## PROBLEM REQUIREMENTS
Quote every line below exactly as it reads.

• • •

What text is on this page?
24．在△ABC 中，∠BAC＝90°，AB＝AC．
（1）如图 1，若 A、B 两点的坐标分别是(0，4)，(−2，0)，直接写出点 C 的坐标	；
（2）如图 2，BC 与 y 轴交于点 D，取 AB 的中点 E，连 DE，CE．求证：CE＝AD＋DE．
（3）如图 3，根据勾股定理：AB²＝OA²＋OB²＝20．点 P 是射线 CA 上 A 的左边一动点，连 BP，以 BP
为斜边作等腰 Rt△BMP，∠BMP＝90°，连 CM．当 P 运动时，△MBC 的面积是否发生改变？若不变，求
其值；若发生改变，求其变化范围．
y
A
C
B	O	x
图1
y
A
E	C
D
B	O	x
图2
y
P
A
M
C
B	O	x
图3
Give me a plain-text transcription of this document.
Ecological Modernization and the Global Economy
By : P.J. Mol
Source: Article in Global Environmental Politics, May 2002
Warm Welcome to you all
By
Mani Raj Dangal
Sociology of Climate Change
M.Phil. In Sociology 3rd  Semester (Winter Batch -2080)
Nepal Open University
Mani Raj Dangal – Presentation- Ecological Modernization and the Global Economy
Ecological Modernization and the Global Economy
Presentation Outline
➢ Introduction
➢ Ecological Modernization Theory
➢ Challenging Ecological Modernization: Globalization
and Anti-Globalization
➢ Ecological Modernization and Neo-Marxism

• • •

## ANSWER IN FULL
What text is on this page?
24．在△ABC 中，∠BAC＝90°，AB＝AC．
（1）如图 1，若 A、B 两点的坐标分别是(0，4)，(−2，0)，直接写出点 C 的坐标	；
（2）如图 2，BC 与 y 轴交于点 D，取 AB 的中点 E，连 DE，CE．求证：CE＝AD＋DE．
（3）如图 3，根据勾股定理：AB²＝OA²＋OB²＝20．点 P 是射线 CA 上 A 的左边一动点，连 BP，以 BP
为斜边作等腰 Rt△BMP，∠BMP＝90°，连 CM．当 P 运动时，△MBC 的面积是否发生改变？若不变，求
其值；若发生改变，求其变化范围．
y
A
C
B	O	x
图1
y
A
E	C
D
B	O	x
图2
y
P
A
M
C
B	O	x
图3
Give me a plain-text transcription of this document.
Ecological Modernization and the Global Economy
By : P.J. Mol
Source: Article in Global Environmental Politics, May 2002
Warm Welcome to you all
By
Mani Raj Dangal
Sociology of Climate Change
M.Phil. In Sociology 3rd  Semester (Winter Batch -2080)
Nepal Open University
Mani Raj Dangal – Presentation- Ecological Modernization and the Global Economy
Ecological Modernization and the Global Economy
Presentation Outline
➢ Introduction
➢ Ecological Modernization Theory
➢ Challenging Ecological Modernization: Globalization
and Anti-Globalization
➢ Ecological Modernization and Neo-Marxism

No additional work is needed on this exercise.